#### [Data provided]
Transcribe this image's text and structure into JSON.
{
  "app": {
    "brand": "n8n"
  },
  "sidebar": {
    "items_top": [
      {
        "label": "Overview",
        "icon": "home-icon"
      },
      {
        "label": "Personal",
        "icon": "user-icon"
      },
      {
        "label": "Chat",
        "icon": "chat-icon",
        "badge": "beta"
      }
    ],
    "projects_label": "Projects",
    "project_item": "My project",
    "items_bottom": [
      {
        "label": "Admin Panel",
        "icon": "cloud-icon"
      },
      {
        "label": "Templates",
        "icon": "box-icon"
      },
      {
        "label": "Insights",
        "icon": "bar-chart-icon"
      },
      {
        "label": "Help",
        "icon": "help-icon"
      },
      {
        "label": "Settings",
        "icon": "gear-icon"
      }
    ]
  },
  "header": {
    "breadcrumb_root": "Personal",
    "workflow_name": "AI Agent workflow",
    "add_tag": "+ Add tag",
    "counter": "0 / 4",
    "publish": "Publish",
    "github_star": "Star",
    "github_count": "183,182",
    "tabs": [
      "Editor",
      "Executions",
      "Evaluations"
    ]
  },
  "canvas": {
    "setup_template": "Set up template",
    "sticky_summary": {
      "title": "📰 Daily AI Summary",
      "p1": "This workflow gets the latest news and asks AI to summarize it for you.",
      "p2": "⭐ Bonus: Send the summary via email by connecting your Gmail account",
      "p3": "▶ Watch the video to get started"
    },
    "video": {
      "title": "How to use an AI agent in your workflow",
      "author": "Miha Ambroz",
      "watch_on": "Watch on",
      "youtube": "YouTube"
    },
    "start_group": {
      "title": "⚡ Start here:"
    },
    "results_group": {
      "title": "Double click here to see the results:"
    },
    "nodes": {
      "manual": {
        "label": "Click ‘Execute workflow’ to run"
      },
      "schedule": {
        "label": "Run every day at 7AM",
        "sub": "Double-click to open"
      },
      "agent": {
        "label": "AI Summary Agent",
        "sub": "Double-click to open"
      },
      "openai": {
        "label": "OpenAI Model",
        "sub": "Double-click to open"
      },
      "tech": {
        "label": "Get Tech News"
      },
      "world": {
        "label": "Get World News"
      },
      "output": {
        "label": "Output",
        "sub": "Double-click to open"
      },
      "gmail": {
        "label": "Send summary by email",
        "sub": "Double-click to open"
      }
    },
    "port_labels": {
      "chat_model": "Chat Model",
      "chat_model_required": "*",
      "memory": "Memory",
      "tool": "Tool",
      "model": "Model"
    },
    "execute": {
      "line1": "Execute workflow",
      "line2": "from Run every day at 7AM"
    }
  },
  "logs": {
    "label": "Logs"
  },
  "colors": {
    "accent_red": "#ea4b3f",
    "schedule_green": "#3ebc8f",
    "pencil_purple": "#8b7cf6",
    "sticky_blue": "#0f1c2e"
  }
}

#### [What you are asked to do]
Extract every line of the records above that contains the word "Watch".

#### [Solution to this exercise]
      "p3": "▶ Watch the video to get started"
      "watch_on": "Watch on",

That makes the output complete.